───── Records for the task ─────

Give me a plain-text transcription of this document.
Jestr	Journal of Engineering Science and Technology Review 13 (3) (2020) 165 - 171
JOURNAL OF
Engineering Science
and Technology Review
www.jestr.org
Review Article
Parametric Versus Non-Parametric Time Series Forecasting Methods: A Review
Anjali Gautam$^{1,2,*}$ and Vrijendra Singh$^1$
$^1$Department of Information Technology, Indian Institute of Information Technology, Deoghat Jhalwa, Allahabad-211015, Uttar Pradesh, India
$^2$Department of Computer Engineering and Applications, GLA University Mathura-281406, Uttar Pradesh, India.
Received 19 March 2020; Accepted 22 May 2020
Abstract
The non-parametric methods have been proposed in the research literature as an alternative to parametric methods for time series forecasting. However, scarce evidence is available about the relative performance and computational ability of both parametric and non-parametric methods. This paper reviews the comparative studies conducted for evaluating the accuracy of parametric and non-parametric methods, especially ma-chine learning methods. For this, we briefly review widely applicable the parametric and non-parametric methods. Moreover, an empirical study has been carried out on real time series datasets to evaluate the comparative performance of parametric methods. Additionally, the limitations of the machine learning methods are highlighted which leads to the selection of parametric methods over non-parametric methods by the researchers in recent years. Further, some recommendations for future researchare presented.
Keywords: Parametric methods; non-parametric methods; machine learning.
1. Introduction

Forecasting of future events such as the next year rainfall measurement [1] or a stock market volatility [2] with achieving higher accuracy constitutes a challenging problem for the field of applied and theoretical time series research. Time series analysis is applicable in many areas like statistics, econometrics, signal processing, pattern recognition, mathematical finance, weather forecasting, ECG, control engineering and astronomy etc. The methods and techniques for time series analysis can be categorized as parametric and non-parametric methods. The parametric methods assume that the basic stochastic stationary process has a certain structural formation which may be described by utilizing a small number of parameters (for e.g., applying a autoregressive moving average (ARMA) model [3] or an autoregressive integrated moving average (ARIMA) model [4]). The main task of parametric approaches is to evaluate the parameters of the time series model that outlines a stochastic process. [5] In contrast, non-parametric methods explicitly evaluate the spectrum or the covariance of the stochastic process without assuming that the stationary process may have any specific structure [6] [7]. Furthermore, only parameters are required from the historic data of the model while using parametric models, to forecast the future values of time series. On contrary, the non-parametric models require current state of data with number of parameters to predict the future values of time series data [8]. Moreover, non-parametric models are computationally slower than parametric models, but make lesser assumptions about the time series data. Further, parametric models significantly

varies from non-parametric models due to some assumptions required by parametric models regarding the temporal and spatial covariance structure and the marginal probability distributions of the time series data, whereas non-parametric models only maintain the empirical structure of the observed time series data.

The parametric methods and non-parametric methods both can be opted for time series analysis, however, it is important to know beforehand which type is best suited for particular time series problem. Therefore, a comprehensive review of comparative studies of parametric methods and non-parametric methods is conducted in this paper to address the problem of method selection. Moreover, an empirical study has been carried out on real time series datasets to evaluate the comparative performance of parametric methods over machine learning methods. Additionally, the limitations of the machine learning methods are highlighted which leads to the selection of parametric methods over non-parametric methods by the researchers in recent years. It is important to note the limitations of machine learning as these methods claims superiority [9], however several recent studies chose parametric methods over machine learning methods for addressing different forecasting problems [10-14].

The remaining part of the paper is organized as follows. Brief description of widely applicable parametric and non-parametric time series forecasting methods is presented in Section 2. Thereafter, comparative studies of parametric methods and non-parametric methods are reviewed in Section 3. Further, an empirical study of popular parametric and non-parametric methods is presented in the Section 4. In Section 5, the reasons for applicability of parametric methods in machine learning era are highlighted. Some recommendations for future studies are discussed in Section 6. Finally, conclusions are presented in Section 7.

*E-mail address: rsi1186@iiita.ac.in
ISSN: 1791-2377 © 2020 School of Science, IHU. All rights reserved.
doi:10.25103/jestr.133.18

─────

> **Task goal**
Sift the material for lines with the string "Department". Copy each one found.

> **Exercise solution**
$^1$Department of Information Technology, Indian Institute of Information Technology, Deoghat Jhalwa, Allahabad-211015, Uttar Pradesh, India
$^2$Department of Computer Engineering and Applications, GLA University Mathura-281406, Uttar Pradesh, India.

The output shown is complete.